Given information:
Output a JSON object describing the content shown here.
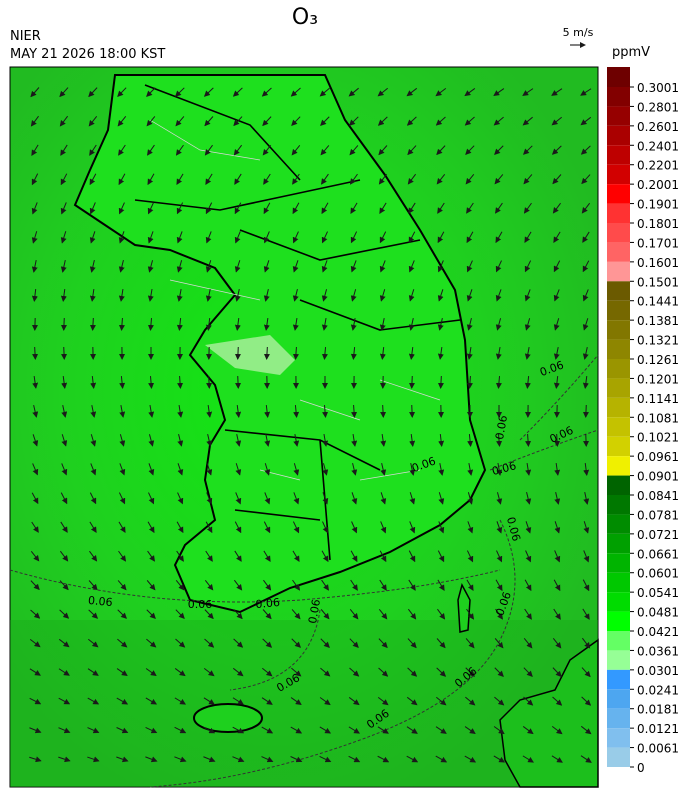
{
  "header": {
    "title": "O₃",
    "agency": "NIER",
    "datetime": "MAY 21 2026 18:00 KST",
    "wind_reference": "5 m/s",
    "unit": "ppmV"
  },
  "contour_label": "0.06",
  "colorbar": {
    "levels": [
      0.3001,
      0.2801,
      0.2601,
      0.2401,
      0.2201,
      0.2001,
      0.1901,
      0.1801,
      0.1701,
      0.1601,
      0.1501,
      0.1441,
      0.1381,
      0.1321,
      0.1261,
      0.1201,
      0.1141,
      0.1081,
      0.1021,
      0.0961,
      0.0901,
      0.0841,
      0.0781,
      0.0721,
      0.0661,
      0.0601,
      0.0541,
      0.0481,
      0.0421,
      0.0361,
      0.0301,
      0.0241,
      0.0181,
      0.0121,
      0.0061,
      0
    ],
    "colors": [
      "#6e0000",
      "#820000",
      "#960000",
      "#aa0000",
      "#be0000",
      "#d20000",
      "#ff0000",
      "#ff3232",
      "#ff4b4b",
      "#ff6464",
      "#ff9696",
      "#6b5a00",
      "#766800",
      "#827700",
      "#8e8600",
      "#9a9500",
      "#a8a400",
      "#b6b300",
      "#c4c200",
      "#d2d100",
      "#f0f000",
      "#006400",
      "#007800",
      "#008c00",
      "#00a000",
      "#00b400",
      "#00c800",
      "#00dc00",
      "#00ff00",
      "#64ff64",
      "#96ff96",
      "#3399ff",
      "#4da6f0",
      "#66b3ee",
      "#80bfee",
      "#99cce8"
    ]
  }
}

Exercise instructions: Will you set down the records word for word while leaving out every picture?

Answer to the task:
Output a JSON object describing the content shown here.
{
  "header": {
    "title": "O₃",
    "agency": "NIER",
    "datetime": "MAY 21 2026 18:00 KST",
    "wind_reference": "5 m/s",
    "unit": "ppmV"
  },
  "contour_label": "0.06",
  "colorbar": {
    "levels": [
      0.3001,
      0.2801,
      0.2601,
      0.2401,
      0.2201,
      0.2001,
      0.1901,
      0.1801,
      0.1701,
      0.1601,
      0.1501,
      0.1441,
      0.1381,
      0.1321,
      0.1261,
      0.1201,
      0.1141,
      0.1081,
      0.1021,
      0.0961,
      0.0901,
      0.0841,
      0.0781,
      0.0721,
      0.0661,
      0.0601,
      0.0541,
      0.0481,
      0.0421,
      0.0361,
      0.0301,
      0.0241,
      0.0181,
      0.0121,
      0.0061,
      0
    ],
    "colors": [
      "#6e0000",
      "#820000",
      "#960000",
      "#aa0000",
      "#be0000",
      "#d20000",
      "#ff0000",
      "#ff3232",
      "#ff4b4b",
      "#ff6464",
      "#ff9696",
      "#6b5a00",
      "#766800",
      "#827700",
      "#8e8600",
      "#9a9500",
      "#a8a400",
      "#b6b300",
      "#c4c200",
      "#d2d100",
      "#f0f000",
      "#006400",
      "#007800",
      "#008c00",
      "#00a000",
      "#00b400",
      "#00c800",
      "#00dc00",
      "#00ff00",
      "#64ff64",
      "#96ff96",
      "#3399ff",
      "#4da6f0",
      "#66b3ee",
      "#80bfee",
      "#99cce8"
    ]
  }
}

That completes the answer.